◆ Source ◆
Entre inquiétudes et espérances, par Philippe Meyer

Le début d’année est toujours le moment privilégié d’une rétrospective, d’un bilan, d’une projection. En ce début d’année juive 5777, nous aurions aimé tenir des propos optimistes, apaisés, rassurés. Malheureusement ce sera bien difficile. Comme citoyens et comme juifs, nous sommes, et nous restons inquiets.

 

Inquiets de voir que les juifs demeurent des cibles – encore et toujours.

 

Comment supporter qu’après Ilan Halimi, Toulouse et l’Hypercacher, des juifs portant la kippa soient encore poignardés à Marseille, à Strasbourg ou ailleurs par des assassins islamistes qualifiés honteusement de « déséquilibrés » ?

 

Comment supporter cette haine anti-juive qui s’installe au quotidien à travers ces actes d’antisémitisme ordinaire et cet antisionisme toléré ?

 

Comment supporter que des juifs doivent quitter des zones géographiques en France où il leur est devenu de facto impossible de vivre ? Des zones de non-droit fermées dans le même temps à la République.

◆ Extraits du listing ◆
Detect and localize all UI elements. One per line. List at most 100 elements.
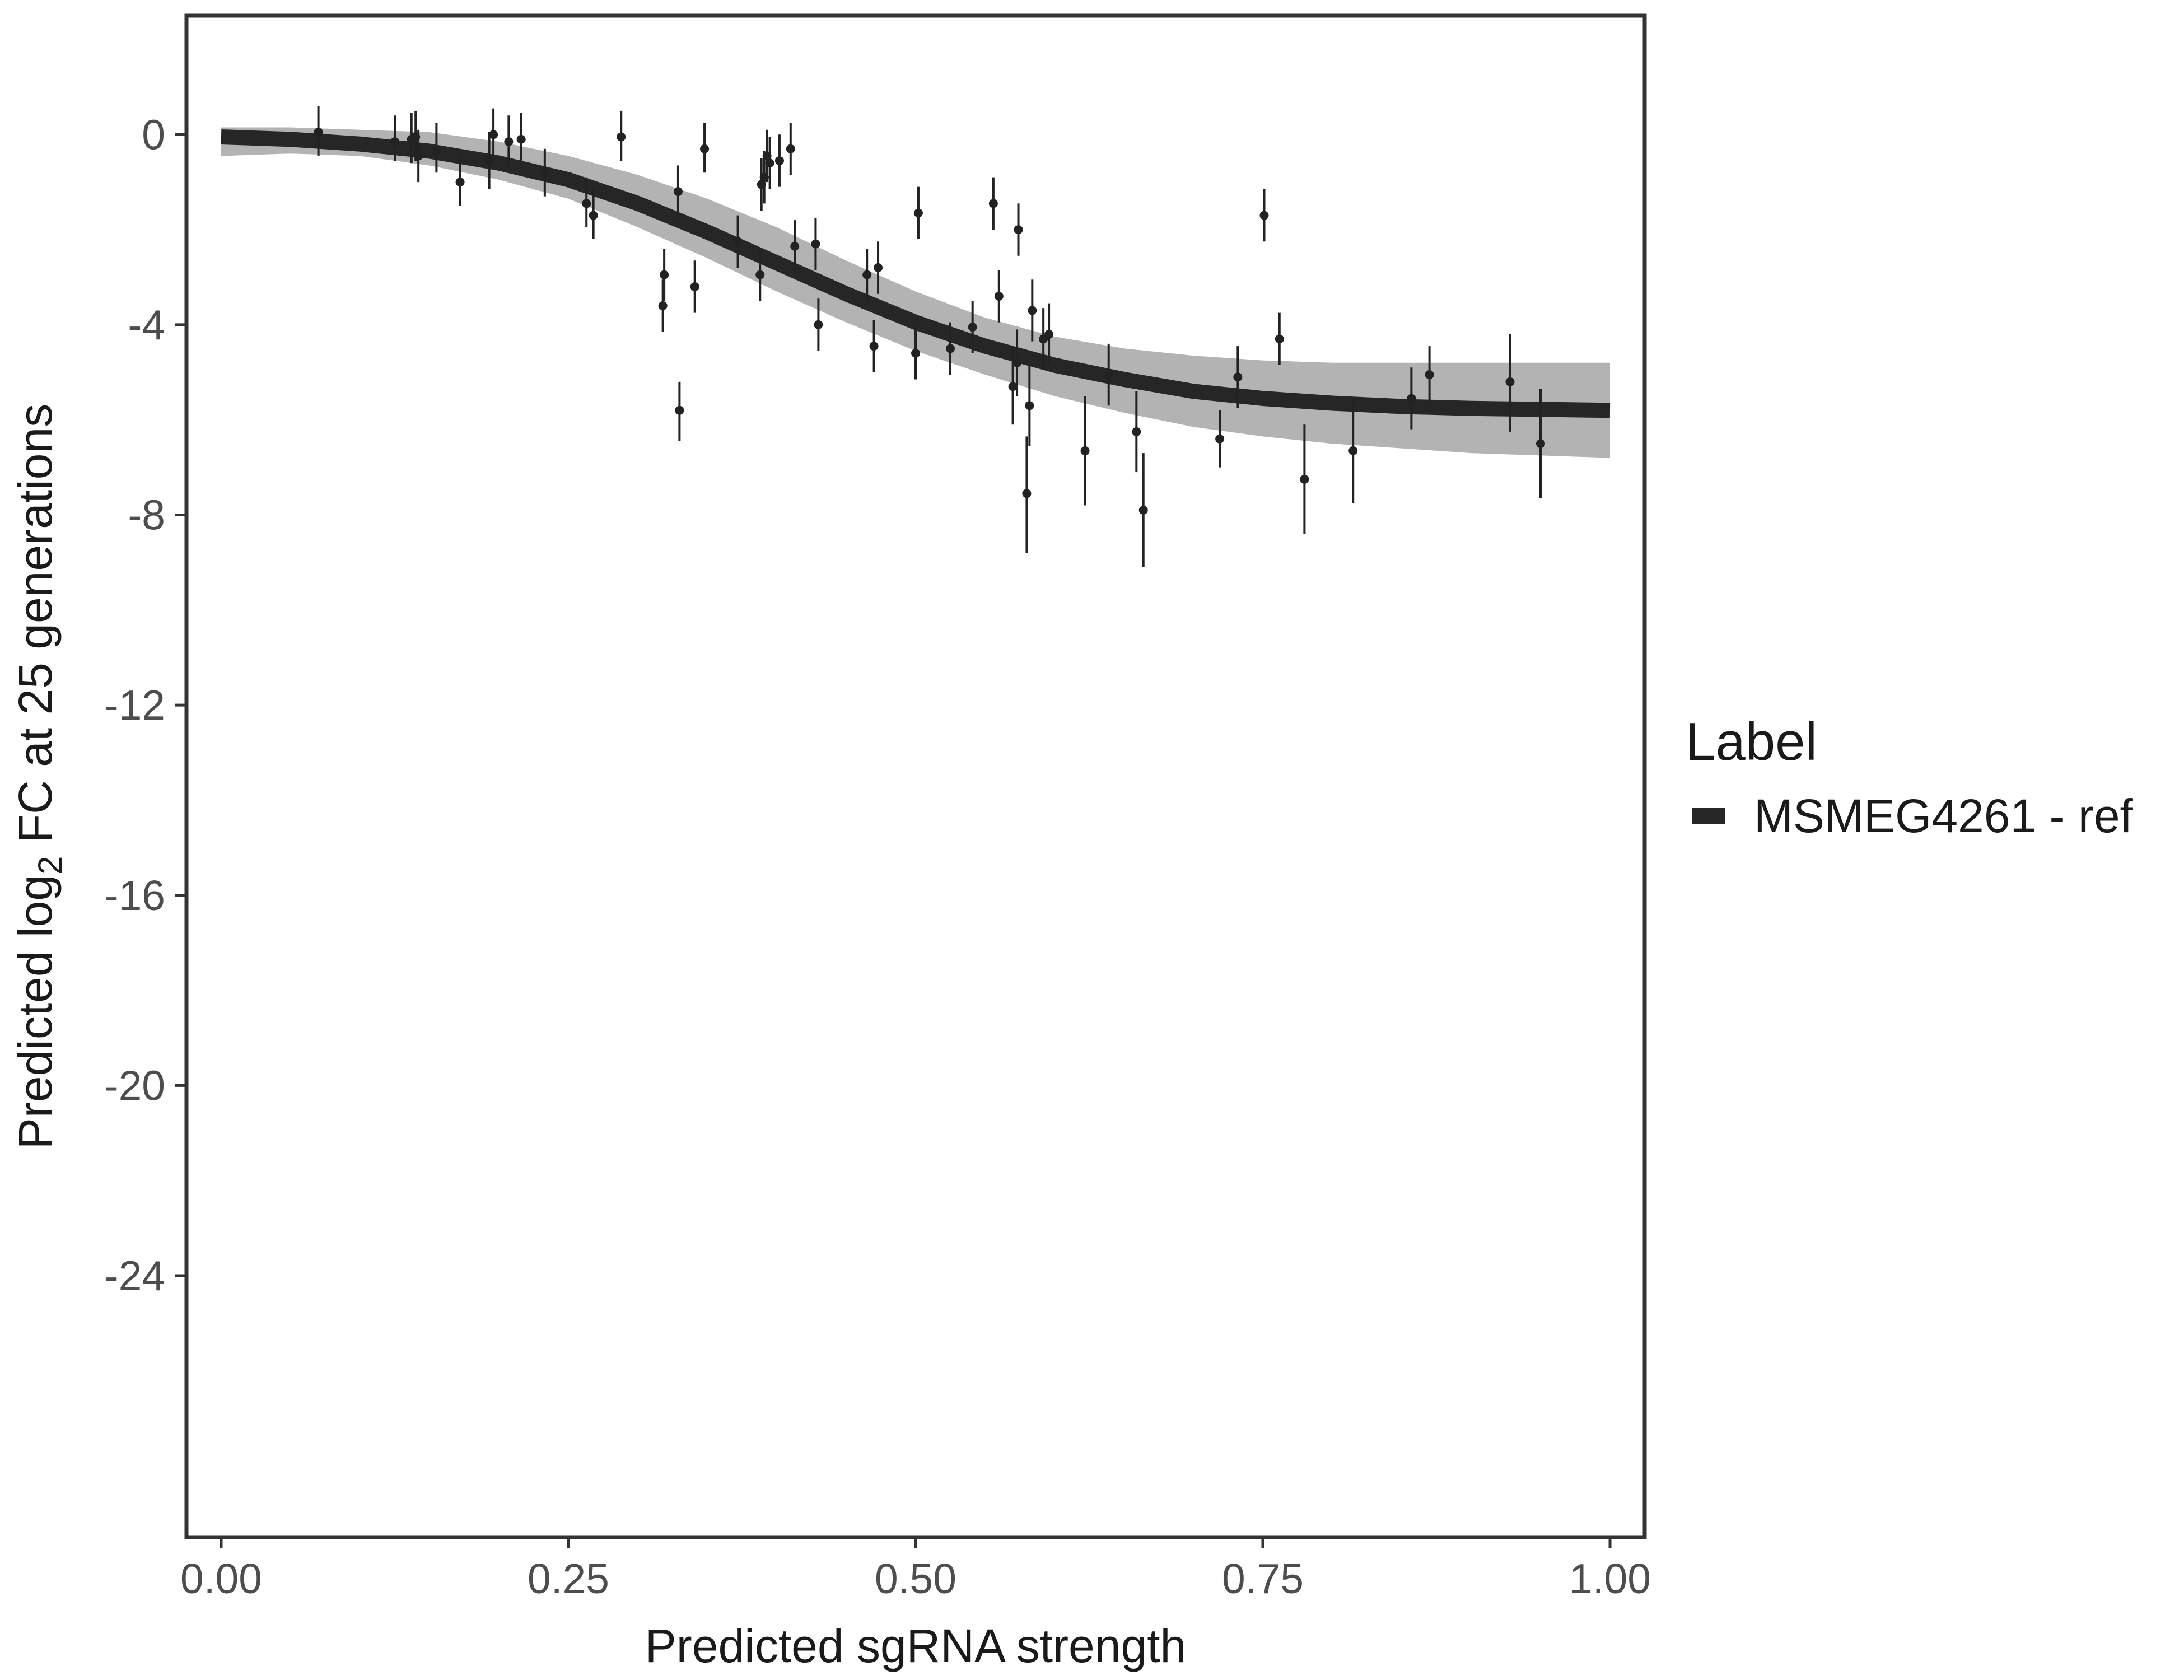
data-point — [1215, 410, 1225, 468]
point-marker — [1407, 394, 1416, 403]
point-marker — [765, 158, 774, 168]
point-marker — [1022, 489, 1032, 498]
point-marker — [1300, 474, 1309, 484]
fit-curve — [221, 129, 1611, 418]
data-point — [862, 249, 872, 301]
point-marker — [1259, 211, 1269, 220]
data-point — [774, 134, 784, 187]
data-point — [1132, 391, 1141, 473]
fit-curve-layer — [221, 129, 1611, 418]
point-marker — [786, 144, 795, 153]
point-marker — [390, 137, 399, 147]
x-axis-title: Predicted sgRNA strength — [645, 1620, 1187, 1672]
y-tick-label: 0 — [142, 111, 165, 158]
data-point — [1348, 398, 1358, 503]
data-point — [1407, 367, 1416, 430]
point-marker — [814, 320, 823, 329]
y-tick-label: -24 — [105, 1252, 165, 1299]
point-marker — [700, 144, 710, 153]
data-point — [673, 165, 683, 218]
point-marker — [1132, 427, 1141, 436]
point-marker — [540, 168, 549, 178]
y-tick-label: -20 — [105, 1062, 165, 1109]
point-marker — [1536, 439, 1545, 449]
data-point — [765, 137, 774, 189]
data-point — [455, 156, 465, 206]
legend-entry-label: MSMEG4261 - ref — [1754, 790, 2134, 842]
x-tick-label: 1.00 — [1569, 1555, 1651, 1602]
legend-title: Label — [1686, 712, 1817, 772]
data-point — [1012, 329, 1022, 396]
x-tick-label: 0.50 — [875, 1555, 956, 1602]
data-point — [690, 260, 699, 313]
data-point — [484, 132, 494, 189]
data-point — [516, 113, 526, 161]
data-point — [1275, 312, 1284, 366]
data-point — [1233, 346, 1243, 408]
data-point — [814, 298, 823, 351]
point-marker — [1028, 306, 1037, 315]
data-point — [1014, 203, 1023, 256]
data-point — [790, 220, 800, 273]
data-point — [1022, 436, 1032, 553]
point-marker — [675, 405, 684, 415]
data-point — [1104, 343, 1113, 406]
point-marker — [414, 151, 423, 161]
point-marker — [455, 178, 465, 187]
point-marker — [862, 270, 872, 279]
data-point — [658, 279, 668, 332]
data-point — [617, 110, 626, 161]
data-point — [1138, 453, 1148, 567]
point-marker — [911, 348, 920, 358]
point-marker — [1505, 377, 1515, 386]
point-marker — [690, 282, 699, 291]
point-marker — [1215, 434, 1225, 444]
point-marker — [589, 211, 598, 220]
data-point — [314, 106, 323, 156]
y-tick-label: -12 — [105, 682, 165, 729]
data-point — [700, 123, 710, 173]
point-marker — [874, 263, 883, 273]
y-axis-title-subscript: 2 — [31, 856, 69, 875]
legend-key-swatch — [1692, 808, 1725, 824]
point-marker — [946, 344, 955, 353]
point-marker — [774, 156, 784, 165]
data-point — [540, 148, 549, 197]
uncertainty-band-area — [221, 127, 1610, 458]
point-marker — [869, 342, 879, 351]
data-point — [913, 186, 923, 240]
point-marker — [1275, 334, 1284, 344]
point-marker — [755, 270, 765, 279]
point-marker — [489, 130, 498, 139]
point-marker — [988, 199, 998, 208]
point-marker — [504, 137, 514, 147]
point-marker — [617, 132, 626, 142]
point-marker — [432, 146, 441, 156]
point-marker — [790, 241, 800, 251]
point-marker — [660, 270, 669, 279]
y-tick-label: -16 — [105, 872, 165, 919]
data-point — [968, 301, 977, 353]
data-point — [489, 108, 498, 164]
data-point — [1300, 424, 1309, 534]
y-axis-title-rest: FC at 25 generations — [9, 404, 62, 856]
data-point — [589, 186, 598, 240]
data-point — [733, 215, 743, 268]
data-point — [869, 320, 879, 372]
point-marker — [913, 208, 923, 218]
data-point — [786, 123, 795, 175]
data-point — [414, 129, 423, 183]
data-point — [1425, 346, 1434, 403]
data-point — [660, 249, 669, 301]
point-marker — [658, 301, 668, 310]
point-marker — [1425, 370, 1434, 380]
x-axis: 0.00 0.25 0.50 0.75 1.00 — [180, 1539, 1651, 1602]
y-axis-title-main: Predicted log — [9, 875, 62, 1149]
data-point — [946, 322, 955, 375]
point-marker — [673, 187, 683, 197]
data-point — [755, 249, 765, 301]
data-points — [314, 106, 1545, 567]
point-marker — [733, 237, 743, 246]
x-tick-label: 0.25 — [528, 1555, 609, 1602]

◆ Consignes ◆
**A)** Relevez tous les noms de villes françaises cités dans le texte de Philippe Meyer.
**B)** Recopiez tout le passage du texte de Philippe Meyer, depuis « Le début d’année » jusqu'à « antisionisme toléré ? » inclus.

◆ Réponses par consigne ◆
**A)** Toulouse, Marseille, Strasbourg

**B)**
Le début d’année est toujours le moment privilégié d’une rétrospective, d’un bilan, d’une projection. En ce début d’année juive 5777, nous aurions aimé tenir des propos optimistes, apaisés, rassurés. Malheureusement ce sera bien difficile. Comme citoyens et comme juifs, nous sommes, et nous restons inquiets.

 

Inquiets de voir que les juifs demeurent des cibles – encore et toujours.

 

Comment supporter qu’après Ilan Halimi, Toulouse et l’Hypercacher, des juifs portant la kippa soient encore poignardés à Marseille, à Strasbourg ou ailleurs par des assassins islamistes qualifiés honteusement de « déséquilibrés » ?

 

Comment supporter cette haine anti-juive qui s’installe au quotidien à travers ces actes d’antisémitisme ordinaire et cet antisionisme toléré ?